→ GIVEN EXERCISE
Report all lines from the entries below in which "were" appears.

Figure collection entries:
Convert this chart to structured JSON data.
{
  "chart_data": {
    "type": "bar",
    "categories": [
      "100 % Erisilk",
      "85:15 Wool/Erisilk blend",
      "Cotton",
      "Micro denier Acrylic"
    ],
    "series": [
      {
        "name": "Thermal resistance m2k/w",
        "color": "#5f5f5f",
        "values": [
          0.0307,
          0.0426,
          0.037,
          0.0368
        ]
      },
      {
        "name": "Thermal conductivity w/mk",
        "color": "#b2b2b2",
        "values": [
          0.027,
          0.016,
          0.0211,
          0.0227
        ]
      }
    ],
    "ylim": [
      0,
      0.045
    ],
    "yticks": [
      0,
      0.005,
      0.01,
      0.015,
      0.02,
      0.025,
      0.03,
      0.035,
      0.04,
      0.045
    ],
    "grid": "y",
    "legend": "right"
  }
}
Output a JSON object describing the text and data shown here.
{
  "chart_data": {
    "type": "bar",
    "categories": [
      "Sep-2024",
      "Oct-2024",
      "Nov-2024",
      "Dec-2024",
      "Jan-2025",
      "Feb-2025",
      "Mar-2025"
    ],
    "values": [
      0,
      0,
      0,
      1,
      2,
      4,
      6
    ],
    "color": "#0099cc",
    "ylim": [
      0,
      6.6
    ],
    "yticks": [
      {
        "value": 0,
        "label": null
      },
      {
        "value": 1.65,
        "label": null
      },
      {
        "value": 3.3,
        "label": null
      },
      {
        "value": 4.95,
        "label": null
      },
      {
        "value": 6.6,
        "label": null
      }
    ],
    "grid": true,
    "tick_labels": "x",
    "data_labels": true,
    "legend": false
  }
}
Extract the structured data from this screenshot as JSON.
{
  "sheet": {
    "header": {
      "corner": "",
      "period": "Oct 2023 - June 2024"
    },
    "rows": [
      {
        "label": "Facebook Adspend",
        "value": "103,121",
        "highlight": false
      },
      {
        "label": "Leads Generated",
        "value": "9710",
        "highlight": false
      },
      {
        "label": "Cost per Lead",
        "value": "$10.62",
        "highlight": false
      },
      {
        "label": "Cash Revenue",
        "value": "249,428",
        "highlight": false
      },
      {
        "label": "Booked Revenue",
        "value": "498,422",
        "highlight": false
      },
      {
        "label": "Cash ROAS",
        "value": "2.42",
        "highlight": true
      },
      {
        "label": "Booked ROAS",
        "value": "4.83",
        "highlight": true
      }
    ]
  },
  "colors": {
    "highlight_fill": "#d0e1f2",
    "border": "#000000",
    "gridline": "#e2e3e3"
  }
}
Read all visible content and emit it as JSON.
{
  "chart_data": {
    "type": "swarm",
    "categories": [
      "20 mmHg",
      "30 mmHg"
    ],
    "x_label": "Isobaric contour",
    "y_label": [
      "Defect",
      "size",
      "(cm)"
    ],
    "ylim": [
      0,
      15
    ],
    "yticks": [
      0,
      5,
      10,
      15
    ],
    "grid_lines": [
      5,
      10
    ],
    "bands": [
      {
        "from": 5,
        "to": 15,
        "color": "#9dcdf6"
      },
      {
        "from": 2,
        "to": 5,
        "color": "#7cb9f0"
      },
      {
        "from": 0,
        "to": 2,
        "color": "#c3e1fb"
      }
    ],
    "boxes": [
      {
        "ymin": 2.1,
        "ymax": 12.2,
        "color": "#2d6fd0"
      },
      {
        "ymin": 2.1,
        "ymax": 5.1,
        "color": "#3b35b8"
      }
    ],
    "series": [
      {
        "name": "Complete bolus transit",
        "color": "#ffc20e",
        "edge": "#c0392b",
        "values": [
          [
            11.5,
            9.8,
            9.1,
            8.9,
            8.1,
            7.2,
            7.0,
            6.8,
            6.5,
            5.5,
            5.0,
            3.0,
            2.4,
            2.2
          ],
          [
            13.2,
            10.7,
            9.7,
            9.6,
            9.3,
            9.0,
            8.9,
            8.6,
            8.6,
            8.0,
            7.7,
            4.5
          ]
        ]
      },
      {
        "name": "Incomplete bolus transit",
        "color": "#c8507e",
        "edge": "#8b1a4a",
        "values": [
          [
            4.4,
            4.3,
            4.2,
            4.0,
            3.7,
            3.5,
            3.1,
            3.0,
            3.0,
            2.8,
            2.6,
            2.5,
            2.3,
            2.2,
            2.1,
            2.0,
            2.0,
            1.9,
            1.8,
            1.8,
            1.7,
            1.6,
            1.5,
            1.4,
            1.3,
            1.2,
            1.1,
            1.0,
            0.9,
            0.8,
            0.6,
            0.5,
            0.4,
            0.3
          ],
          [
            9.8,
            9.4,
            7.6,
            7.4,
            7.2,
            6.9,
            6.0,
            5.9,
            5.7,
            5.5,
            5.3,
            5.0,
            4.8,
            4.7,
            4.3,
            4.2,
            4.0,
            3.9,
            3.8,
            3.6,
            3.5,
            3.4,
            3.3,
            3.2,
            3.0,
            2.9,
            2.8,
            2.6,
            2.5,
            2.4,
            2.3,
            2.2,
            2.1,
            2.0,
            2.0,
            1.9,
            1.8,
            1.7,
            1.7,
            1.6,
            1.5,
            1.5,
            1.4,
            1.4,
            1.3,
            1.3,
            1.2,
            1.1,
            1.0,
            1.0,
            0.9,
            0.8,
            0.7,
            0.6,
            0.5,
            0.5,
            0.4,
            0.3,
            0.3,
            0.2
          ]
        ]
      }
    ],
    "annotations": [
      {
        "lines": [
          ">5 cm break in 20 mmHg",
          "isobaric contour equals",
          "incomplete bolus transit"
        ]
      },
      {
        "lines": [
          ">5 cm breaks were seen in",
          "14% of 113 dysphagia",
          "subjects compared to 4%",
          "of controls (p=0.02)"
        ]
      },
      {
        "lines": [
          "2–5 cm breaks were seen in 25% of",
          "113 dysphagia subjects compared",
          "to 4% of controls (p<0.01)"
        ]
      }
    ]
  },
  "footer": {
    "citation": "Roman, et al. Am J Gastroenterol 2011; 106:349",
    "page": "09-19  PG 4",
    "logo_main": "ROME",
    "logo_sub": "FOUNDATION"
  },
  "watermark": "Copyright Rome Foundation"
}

→ FINISHED TASK
          ">5 cm breaks were seen in",
          "2–5 cm breaks were seen in 25% of",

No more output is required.